▸ Dataset records:
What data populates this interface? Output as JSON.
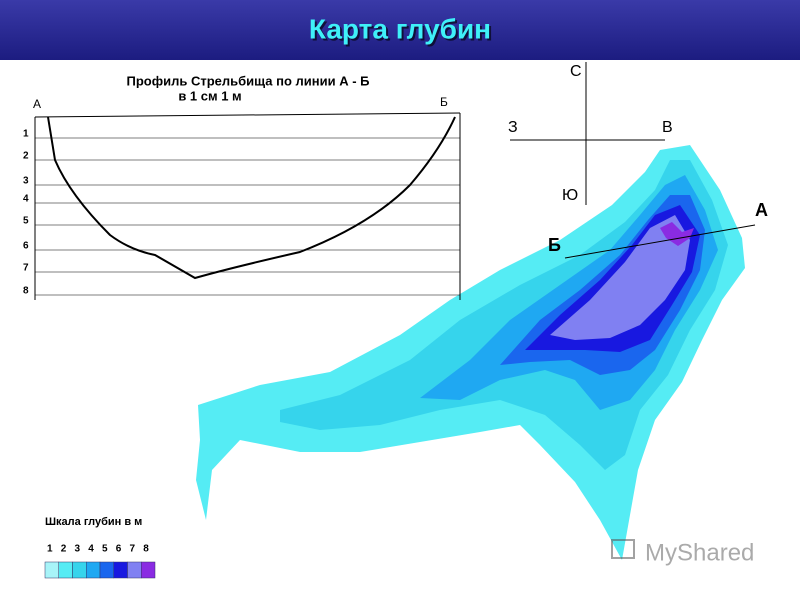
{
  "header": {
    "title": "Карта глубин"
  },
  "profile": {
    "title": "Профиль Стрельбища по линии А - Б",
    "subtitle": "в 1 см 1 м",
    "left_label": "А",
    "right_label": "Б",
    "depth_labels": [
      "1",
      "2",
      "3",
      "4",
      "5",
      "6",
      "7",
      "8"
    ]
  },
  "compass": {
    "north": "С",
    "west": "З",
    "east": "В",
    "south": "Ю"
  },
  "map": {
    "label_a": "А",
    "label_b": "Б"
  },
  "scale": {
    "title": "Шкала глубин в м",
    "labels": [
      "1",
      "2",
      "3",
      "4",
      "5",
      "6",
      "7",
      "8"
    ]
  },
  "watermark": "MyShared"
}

--

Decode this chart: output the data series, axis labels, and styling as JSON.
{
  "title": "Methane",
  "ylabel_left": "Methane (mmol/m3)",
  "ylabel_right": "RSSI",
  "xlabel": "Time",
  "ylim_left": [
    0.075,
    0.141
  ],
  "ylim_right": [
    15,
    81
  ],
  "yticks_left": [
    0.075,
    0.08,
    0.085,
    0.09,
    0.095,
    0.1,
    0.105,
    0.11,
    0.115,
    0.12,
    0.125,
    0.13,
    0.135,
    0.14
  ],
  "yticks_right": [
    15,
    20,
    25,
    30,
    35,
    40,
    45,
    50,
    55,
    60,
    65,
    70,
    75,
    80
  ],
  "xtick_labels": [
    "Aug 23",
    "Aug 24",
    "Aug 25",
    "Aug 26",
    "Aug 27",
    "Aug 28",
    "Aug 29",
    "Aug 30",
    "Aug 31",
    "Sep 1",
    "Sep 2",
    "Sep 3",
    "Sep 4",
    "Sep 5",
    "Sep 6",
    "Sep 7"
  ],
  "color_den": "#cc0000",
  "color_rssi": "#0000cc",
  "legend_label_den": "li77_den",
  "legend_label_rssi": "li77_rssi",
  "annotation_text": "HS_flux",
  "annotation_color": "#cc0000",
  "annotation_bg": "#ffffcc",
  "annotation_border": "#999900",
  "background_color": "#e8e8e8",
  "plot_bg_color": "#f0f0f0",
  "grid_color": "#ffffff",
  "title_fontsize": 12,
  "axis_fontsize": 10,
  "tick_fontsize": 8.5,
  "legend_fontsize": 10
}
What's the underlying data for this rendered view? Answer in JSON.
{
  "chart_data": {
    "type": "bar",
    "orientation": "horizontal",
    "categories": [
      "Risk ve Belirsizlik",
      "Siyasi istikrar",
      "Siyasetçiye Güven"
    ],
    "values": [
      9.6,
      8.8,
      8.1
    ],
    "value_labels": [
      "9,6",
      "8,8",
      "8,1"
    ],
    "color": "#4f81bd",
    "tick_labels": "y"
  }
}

* * *

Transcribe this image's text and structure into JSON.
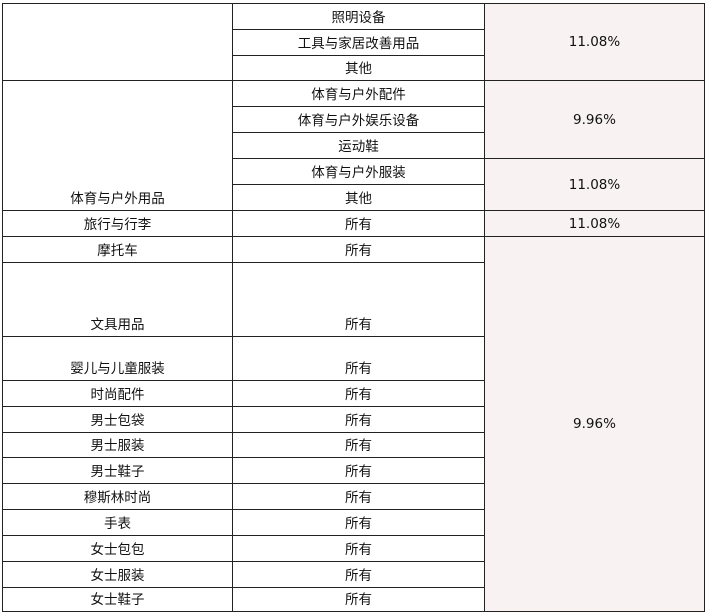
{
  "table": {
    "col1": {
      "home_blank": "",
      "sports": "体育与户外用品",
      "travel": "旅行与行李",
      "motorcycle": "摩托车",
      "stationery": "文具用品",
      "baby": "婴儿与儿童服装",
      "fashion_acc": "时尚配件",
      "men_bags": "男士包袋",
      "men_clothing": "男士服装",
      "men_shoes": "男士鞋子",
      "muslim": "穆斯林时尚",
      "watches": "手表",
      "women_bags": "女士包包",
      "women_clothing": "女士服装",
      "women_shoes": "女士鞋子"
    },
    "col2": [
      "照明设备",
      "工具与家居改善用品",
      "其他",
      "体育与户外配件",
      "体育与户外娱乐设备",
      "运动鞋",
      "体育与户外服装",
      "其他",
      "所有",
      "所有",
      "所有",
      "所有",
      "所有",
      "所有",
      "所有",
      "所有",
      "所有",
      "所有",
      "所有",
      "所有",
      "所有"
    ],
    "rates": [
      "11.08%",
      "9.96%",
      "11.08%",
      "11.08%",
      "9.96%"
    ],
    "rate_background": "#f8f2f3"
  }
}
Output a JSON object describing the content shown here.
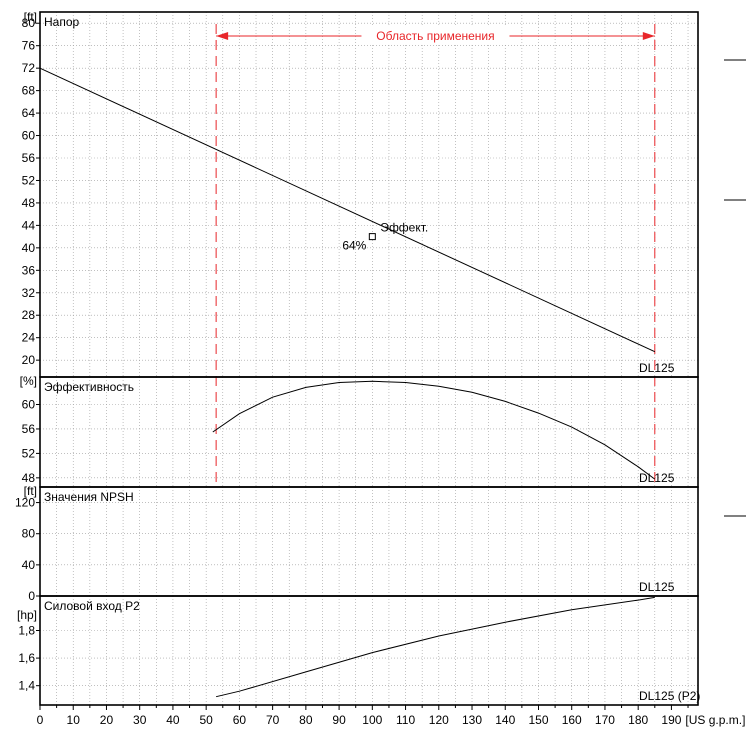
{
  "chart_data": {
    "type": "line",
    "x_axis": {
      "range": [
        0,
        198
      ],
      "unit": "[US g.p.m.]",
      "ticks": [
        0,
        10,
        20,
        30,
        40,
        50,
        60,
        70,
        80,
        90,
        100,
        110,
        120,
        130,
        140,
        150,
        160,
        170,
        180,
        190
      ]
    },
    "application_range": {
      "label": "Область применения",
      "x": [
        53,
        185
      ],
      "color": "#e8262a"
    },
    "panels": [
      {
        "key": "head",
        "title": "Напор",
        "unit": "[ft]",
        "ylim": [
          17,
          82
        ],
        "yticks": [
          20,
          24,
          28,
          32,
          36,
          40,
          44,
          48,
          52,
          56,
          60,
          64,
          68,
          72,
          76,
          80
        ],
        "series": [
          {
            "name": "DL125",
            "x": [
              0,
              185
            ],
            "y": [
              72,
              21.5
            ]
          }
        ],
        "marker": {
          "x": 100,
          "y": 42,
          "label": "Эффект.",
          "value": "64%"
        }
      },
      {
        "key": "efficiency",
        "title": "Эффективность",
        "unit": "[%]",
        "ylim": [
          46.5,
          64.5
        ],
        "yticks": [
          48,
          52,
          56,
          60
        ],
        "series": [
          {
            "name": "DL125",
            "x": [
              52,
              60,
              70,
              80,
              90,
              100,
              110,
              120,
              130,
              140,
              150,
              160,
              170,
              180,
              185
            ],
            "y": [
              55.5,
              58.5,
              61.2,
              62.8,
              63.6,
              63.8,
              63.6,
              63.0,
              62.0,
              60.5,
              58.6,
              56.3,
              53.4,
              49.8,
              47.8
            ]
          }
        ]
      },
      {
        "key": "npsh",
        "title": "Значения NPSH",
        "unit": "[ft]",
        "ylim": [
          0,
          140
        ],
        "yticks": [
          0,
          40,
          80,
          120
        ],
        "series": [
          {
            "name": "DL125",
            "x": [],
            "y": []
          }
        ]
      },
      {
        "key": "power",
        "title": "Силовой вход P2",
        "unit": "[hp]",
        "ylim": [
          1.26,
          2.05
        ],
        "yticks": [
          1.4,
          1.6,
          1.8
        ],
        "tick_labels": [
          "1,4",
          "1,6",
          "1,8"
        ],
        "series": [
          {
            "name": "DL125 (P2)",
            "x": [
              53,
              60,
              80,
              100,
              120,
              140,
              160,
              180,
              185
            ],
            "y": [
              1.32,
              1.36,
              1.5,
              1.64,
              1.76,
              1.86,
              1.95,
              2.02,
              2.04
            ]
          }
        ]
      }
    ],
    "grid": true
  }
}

▸ To do: Scan the lines above for "this", then copy every one that has it.

▸ Task output:
What data populates this interface? Output as JSON.
Decode this chart: output the data series, axis labels, and styling as JSON.
What's the underlying data for this rendered view? Answer in JSON.
Transcribe this image's text and structure into JSON.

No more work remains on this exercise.